● **Exercise**
Return all lines below containing the word "JSON".

====== Supplied records ======

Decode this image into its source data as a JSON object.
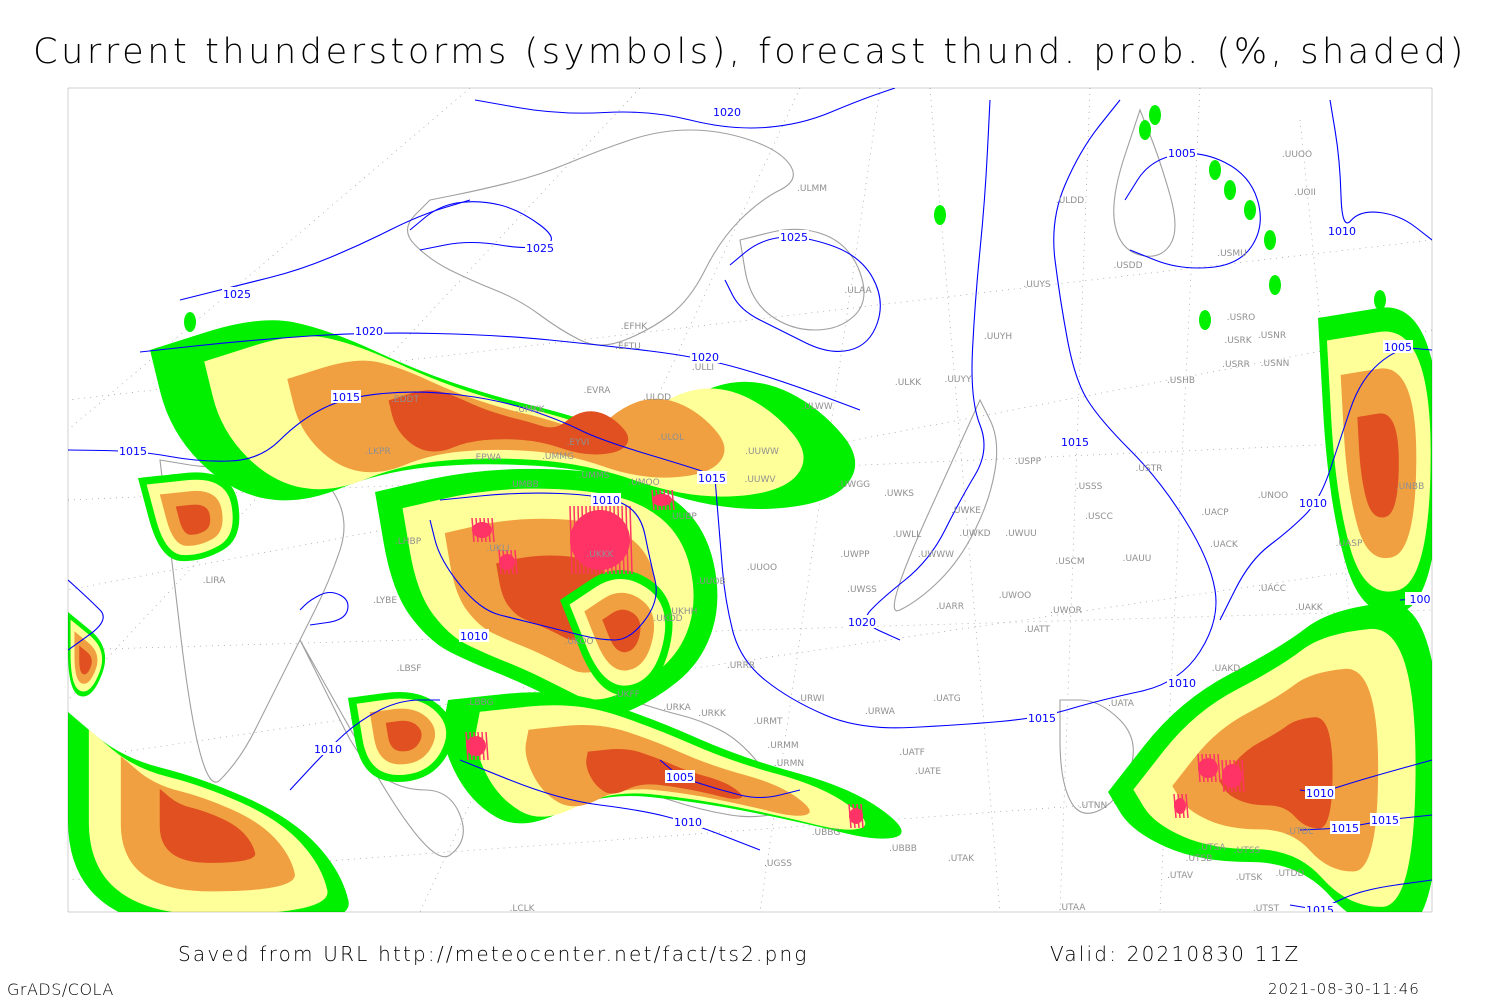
{
  "title": "Current thunderstorms (symbols), forecast thund. prob. (%, shaded)",
  "footer": {
    "saved": "Saved from URL http://meteocenter.net/fact/ts2.png",
    "valid": "Valid: 20210830 11Z",
    "software": "GrADS/COLA",
    "timestamp": "2021-08-30-11:46"
  },
  "colors": {
    "prob_low": "#00f000",
    "prob_mid": "#ffff99",
    "prob_high": "#f0a040",
    "prob_max": "#e05020",
    "thunderstorm_symbol": "#ff3366",
    "isobar": "#0000ff",
    "coastline": "#a0a0a0",
    "station_label": "#909090"
  },
  "isobar_labels": [
    "1020",
    "1025",
    "1025",
    "1025",
    "1020",
    "1020",
    "1015",
    "1015",
    "1015",
    "1010",
    "1010",
    "1020",
    "1015",
    "1015",
    "1005",
    "1010",
    "1010",
    "1005",
    "1005",
    "1010",
    "1010",
    "1010",
    "1010",
    "1015",
    "1015",
    "1015",
    "100"
  ],
  "stations": [
    "ULMM",
    "ULDD",
    "UUOO",
    "UOII",
    "USDD",
    "USMU",
    "ULAA",
    "UUYS",
    "EFHK",
    "EFTU",
    "USRO",
    "USRK",
    "USNR",
    "USRR",
    "USNN",
    "USHB",
    "UUYH",
    "ULLI",
    "ULKK",
    "UUYY",
    "EVRA",
    "ULOD",
    "ULWW",
    "UMKK",
    "EDDT",
    "EYVI",
    "ULOL",
    "LKPR",
    "EPWA",
    "UMMG",
    "UUWW",
    "UMMS",
    "UMOO",
    "UMBB",
    "UUBP",
    "UUWV",
    "UWGG",
    "UWKS",
    "USSS",
    "USTR",
    "USPP",
    "UNOO",
    "UNBB",
    "UWKE",
    "UWKD",
    "UWUU",
    "USCC",
    "UACP",
    "UACK",
    "UASP",
    "UWLL",
    "UWWW",
    "UWPP",
    "UUOO",
    "UUOB",
    "USCM",
    "UAUU",
    "UWSS",
    "UARR",
    "UWOO",
    "UWOR",
    "UATT",
    "UACC",
    "UAKK",
    "LHBP",
    "LIRA",
    "LYBE",
    "UKKK",
    "UKLI",
    "UKHH",
    "UKDD",
    "UKOO",
    "UKFF",
    "URKK",
    "URKA",
    "URMT",
    "URMM",
    "URMN",
    "URWI",
    "URWA",
    "URRR",
    "LBSF",
    "LBBG",
    "UATG",
    "UATF",
    "UATE",
    "UATA",
    "UAKD",
    "UBBB",
    "UBBG",
    "UTAK",
    "UTSA",
    "UTSB",
    "UTSS",
    "UTAV",
    "UTSK",
    "UTDD",
    "UTAA",
    "UTNN",
    "UTST",
    "LCLK",
    "UGSS",
    "UTDL"
  ]
}
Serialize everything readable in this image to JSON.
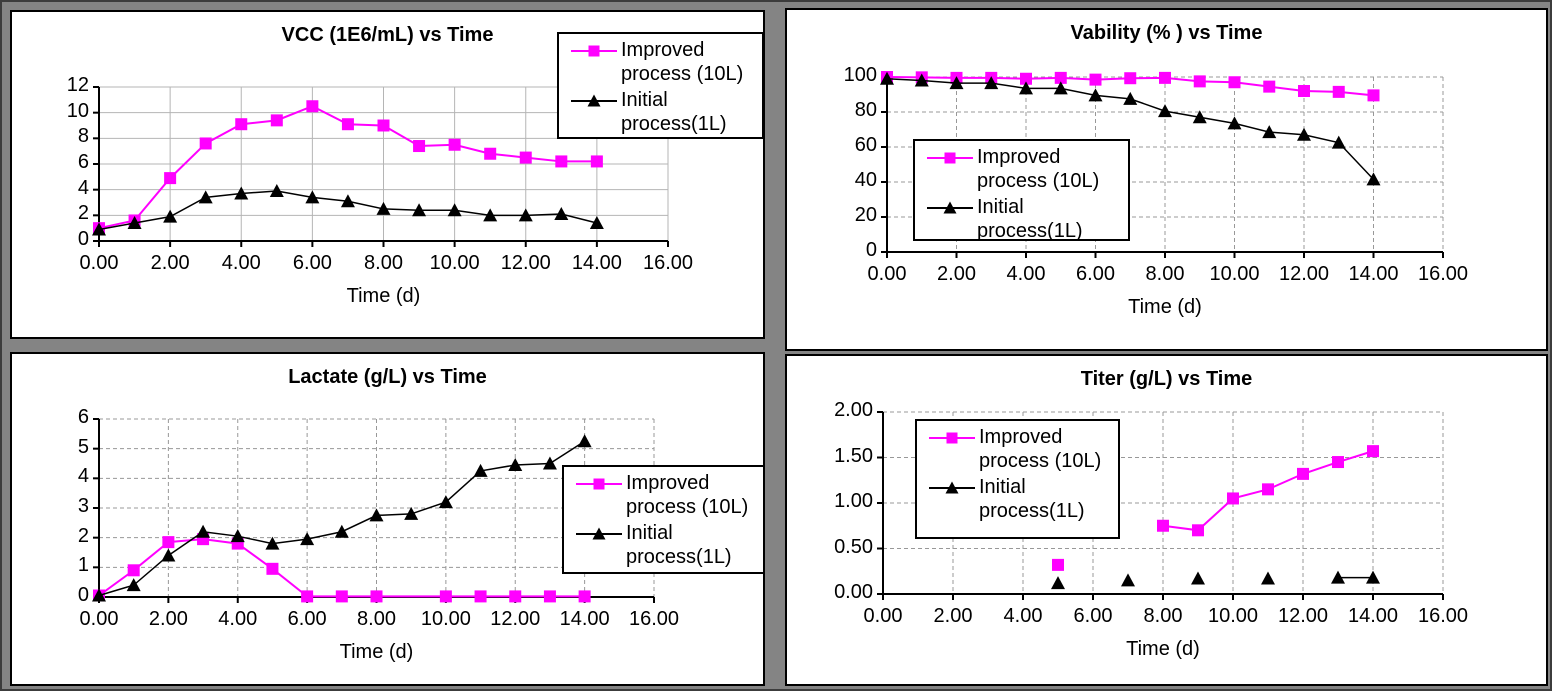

======

● **Exercise output**
Decode this image into its source data as a JSON object.
Serialize everything readable in this image to JSON.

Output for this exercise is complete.